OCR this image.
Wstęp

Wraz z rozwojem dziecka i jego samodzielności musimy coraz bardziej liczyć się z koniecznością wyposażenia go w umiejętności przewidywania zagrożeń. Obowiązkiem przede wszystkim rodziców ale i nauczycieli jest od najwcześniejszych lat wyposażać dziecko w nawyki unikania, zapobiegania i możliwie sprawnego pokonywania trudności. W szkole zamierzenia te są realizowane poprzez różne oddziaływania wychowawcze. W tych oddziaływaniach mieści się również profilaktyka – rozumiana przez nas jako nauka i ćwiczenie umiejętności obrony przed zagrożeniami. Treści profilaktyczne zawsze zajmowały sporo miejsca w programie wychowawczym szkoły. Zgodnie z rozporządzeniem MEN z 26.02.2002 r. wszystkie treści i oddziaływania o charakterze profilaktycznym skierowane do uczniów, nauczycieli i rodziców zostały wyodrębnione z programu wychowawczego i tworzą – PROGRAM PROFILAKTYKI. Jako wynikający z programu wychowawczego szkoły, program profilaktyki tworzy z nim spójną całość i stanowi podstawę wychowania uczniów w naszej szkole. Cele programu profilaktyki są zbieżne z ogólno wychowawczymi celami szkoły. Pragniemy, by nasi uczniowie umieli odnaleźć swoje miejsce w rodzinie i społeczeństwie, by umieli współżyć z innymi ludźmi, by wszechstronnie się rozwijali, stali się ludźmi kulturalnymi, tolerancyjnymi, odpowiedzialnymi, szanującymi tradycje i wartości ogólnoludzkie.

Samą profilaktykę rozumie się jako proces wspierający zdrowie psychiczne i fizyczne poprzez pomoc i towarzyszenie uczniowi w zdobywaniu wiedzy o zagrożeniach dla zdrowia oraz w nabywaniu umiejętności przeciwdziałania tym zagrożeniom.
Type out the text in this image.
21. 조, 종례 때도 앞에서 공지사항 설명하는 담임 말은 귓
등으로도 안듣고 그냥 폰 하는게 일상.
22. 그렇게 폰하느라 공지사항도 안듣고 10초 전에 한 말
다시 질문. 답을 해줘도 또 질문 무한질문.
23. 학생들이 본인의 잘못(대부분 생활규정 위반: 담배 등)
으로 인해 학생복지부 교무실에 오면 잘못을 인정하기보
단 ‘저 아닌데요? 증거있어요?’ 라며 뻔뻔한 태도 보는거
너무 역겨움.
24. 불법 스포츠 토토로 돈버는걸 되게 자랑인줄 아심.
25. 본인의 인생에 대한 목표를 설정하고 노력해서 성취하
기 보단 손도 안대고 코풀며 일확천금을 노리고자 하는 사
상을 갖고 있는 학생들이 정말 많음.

◇ ◇ ◇ ◇ ◇

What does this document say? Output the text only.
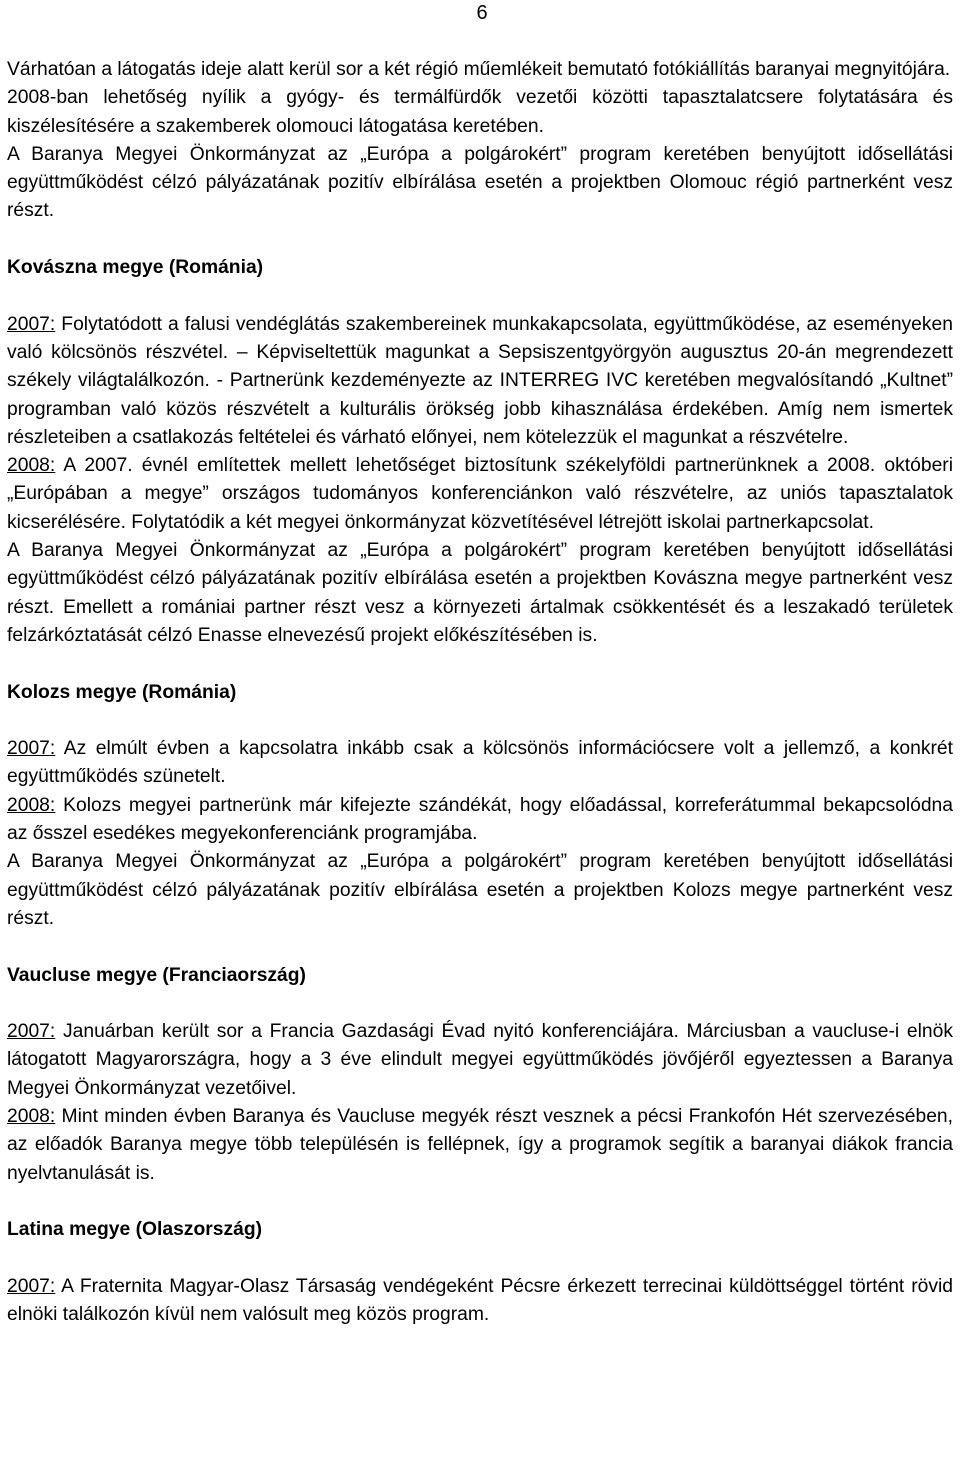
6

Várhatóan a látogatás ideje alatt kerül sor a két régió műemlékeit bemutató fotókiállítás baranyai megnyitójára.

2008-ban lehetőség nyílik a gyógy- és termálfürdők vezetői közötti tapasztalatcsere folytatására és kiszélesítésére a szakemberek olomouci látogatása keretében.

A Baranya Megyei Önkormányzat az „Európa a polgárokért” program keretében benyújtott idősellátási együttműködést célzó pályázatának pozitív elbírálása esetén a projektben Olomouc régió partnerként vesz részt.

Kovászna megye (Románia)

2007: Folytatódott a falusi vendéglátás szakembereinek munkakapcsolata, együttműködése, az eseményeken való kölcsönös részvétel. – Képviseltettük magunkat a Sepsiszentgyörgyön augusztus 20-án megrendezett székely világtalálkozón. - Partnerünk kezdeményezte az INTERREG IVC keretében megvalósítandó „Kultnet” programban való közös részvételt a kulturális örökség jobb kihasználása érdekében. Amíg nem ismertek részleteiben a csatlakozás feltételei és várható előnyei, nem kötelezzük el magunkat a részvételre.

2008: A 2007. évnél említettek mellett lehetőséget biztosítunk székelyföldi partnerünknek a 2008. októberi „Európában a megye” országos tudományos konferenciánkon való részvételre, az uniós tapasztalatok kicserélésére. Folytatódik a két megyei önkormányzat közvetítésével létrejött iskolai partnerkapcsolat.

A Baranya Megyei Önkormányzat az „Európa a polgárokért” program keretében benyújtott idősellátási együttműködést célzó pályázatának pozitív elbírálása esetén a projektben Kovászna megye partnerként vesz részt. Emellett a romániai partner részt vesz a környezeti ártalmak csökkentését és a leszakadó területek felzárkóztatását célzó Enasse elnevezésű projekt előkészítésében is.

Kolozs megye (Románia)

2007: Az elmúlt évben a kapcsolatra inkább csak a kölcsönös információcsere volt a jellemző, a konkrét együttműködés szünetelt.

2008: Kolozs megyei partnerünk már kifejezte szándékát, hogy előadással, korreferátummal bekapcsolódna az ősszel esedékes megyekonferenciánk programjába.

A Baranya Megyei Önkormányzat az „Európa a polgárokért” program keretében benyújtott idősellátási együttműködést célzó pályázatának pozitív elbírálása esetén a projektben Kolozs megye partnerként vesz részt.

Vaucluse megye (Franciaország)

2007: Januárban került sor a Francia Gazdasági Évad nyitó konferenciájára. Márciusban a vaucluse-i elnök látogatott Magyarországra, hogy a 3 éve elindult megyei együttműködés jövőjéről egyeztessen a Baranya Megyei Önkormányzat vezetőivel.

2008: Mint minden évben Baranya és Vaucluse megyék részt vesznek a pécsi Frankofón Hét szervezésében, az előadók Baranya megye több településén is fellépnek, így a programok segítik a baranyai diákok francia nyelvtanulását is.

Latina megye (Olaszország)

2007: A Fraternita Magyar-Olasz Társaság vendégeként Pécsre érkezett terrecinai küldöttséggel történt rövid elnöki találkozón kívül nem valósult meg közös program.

◇ ◇ ◇ ◇ ◇

§ EXERCISE OBJECTIVE
From the entries above, list each line with "this" in it.

§ RESULT
OCR this image.
Type out the text in this image.
What does this document say? Output the text only.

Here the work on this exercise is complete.